Records -
####################

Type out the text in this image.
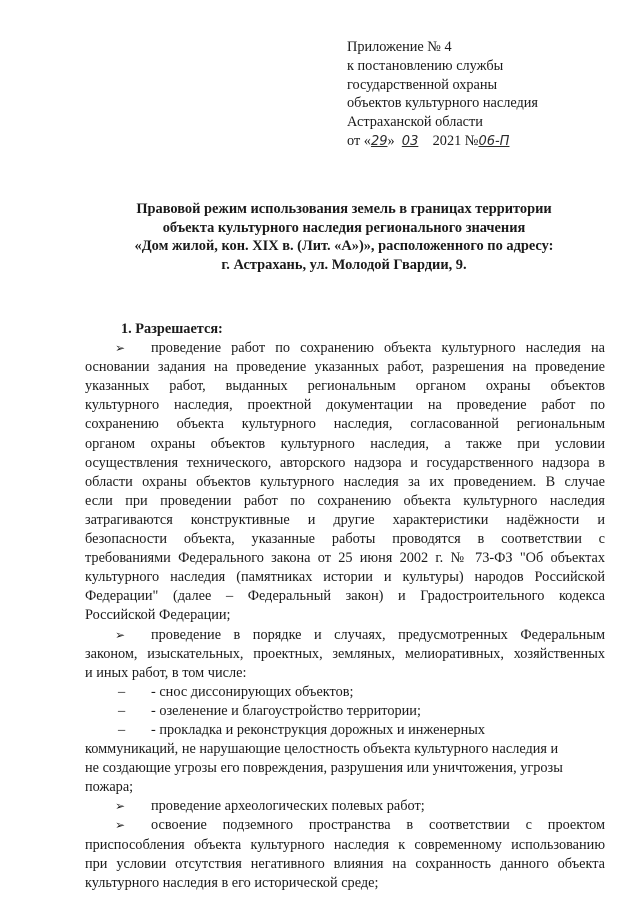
Приложение № 4
к постановлению службы
государственной охраны
объектов культурного наследия
Астраханской области
от «29» 03 2021 №06-П
Правовой режим использования земель в границах территории
объекта культурного наследия регионального значения
«Дом жилой, кон. XIX в. (Лит. «А»)», расположенного по адресу:
г. Астрахань, ул. Молодой Гвардии, 9.
1. Разрешается:
➢ проведение работ по сохранению объекта культурного наследия на
основании задания на проведение указанных работ, разрешения на проведение
указанных работ, выданных региональным органом охраны объектов
культурного наследия, проектной документации на проведение работ по
сохранению объекта культурного наследия, согласованной региональным
органом охраны объектов культурного наследия, а также при условии
осуществления технического, авторского надзора и государственного надзора в
области охраны объектов культурного наследия за их проведением. В случае
если при проведении работ по сохранению объекта культурного наследия
затрагиваются конструктивные и другие характеристики надёжности и
безопасности объекта, указанные работы проводятся в соответствии с
требованиями Федерального закона от 25 июня 2002 г. № 73-ФЗ "Об объектах
культурного наследия (памятниках истории и культуры) народов Российской
Федерации" (далее – Федеральный закон) и Градостроительного кодекса
Российской Федерации;
➢ проведение в порядке и случаях, предусмотренных Федеральным
законом, изыскательных, проектных, земляных, мелиоративных, хозяйственных
и иных работ, в том числе:
– - снос диссонирующих объектов;
– - озеленение и благоустройство территории;
– - прокладка и реконструкция дорожных и инженерных
коммуникаций, не нарушающие целостность объекта культурного наследия и
не создающие угрозы его повреждения, разрушения или уничтожения, угрозы
пожара;
➢ проведение археологических полевых работ;
➢ освоение подземного пространства в соответствии с проектом
приспособления объекта культурного наследия к современному использованию
при условии отсутствия негативного влияния на сохранность данного объекта
культурного наследия в его исторической среде;
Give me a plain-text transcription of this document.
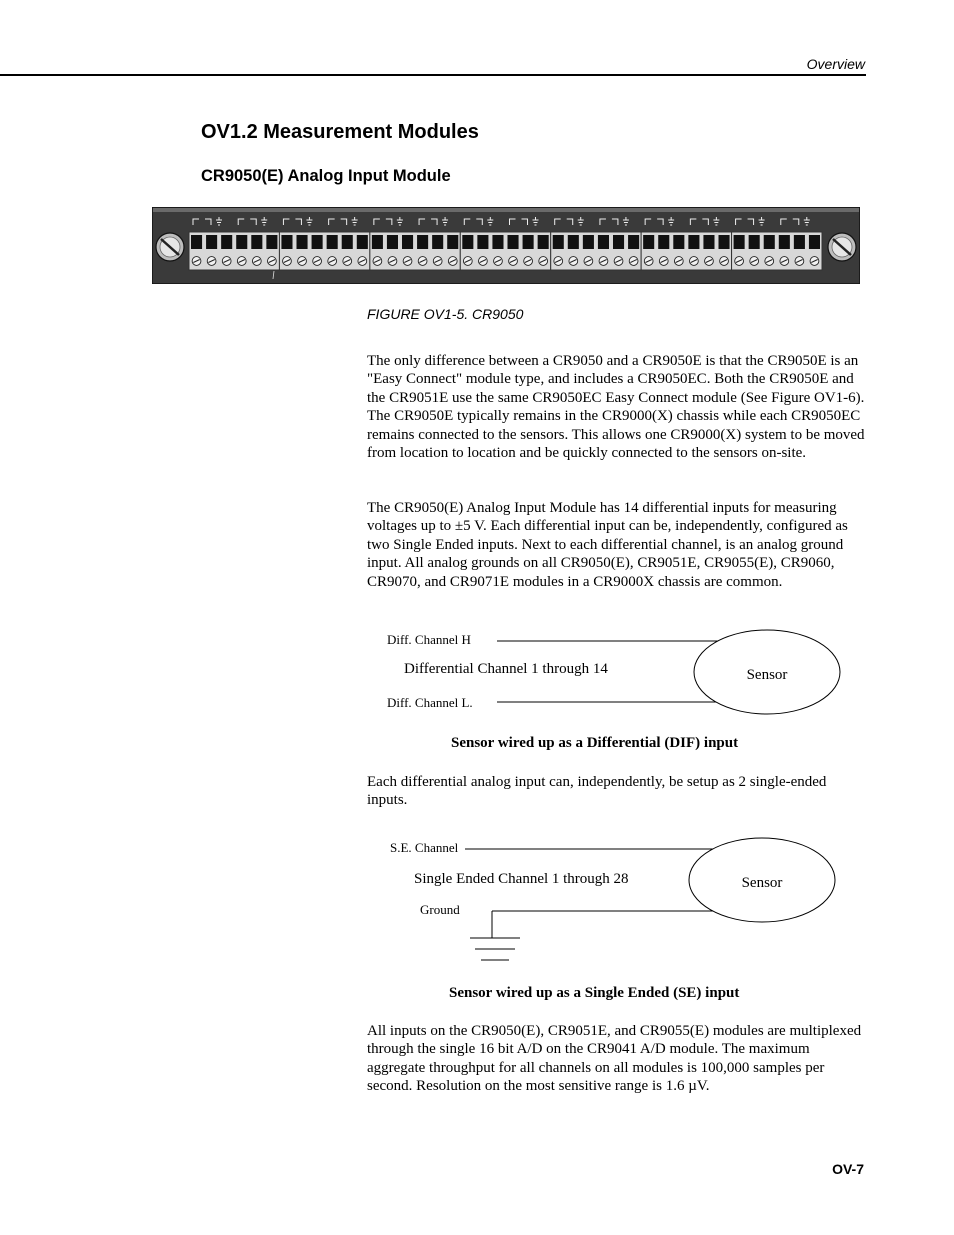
Overview
OV1.2 Measurement Modules
CR9050(E) Analog Input Module
FIGURE OV1-5. CR9050
The only difference between a CR9050 and a CR9050E is that the CR9050E is an "Easy Connect" module type, and includes a CR9050EC. Both the CR9050E and the CR9051E use the same CR9050EC Easy Connect module (See Figure OV1-6). The CR9050E typically remains in the CR9000(X) chassis while each CR9050EC remains connected to the sensors. This allows one CR9000(X) system to be moved from location to location and be quickly connected to the sensors on-site.
The CR9050(E) Analog Input Module has 14 differential inputs for measuring voltages up to ±5 V. Each differential input can be, independently, configured as two Single Ended inputs. Next to each differential channel, is an analog ground input. All analog grounds on all CR9050(E), CR9051E, CR9055(E), CR9060, CR9070, and CR9071E modules in a CR9000X chassis are common.
Diff. Channel H
Diff. Channel L.
Differential Channel 1 through 14	Sensor
Sensor wired up as a Differential (DIF) input
Each differential analog input can, independently, be setup as 2 single-ended inputs.
S.E. Channel
Ground
Single Ended Channel 1 through 28	Sensor
Sensor wired up as a Single Ended (SE) input
All inputs on the CR9050(E), CR9051E, and CR9055(E) modules are multiplexed through the single 16 bit A/D on the CR9041 A/D module. The maximum aggregate throughput for all channels on all modules is 100,000 samples per second. Resolution on the most sensitive range is 1.6 µV.
OV-7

####################

PROBLEM DETAILS - Track down every line of the material containing the string "chassis", and copy it.

EXPECTED OUTPUT -
The only difference between a CR9050 and a CR9050E is that the CR9050E is an "Easy Connect" module type, and includes a CR9050EC. Both the CR9050E and the CR9051E use the same CR9050EC Easy Connect module (See Figure OV1-6). The CR9050E typically remains in the CR9000(X) chassis while each CR9050EC remains connected to the sensors. This allows one CR9000(X) system to be moved from location to location and be quickly connected to the sensors on-site.
The CR9050(E) Analog Input Module has 14 differential inputs for measuring voltages up to ±5 V. Each differential input can be, independently, configured as two Single Ended inputs. Next to each differential channel, is an analog ground input. All analog grounds on all CR9050(E), CR9051E, CR9055(E), CR9060, CR9070, and CR9071E modules in a CR9000X chassis are common.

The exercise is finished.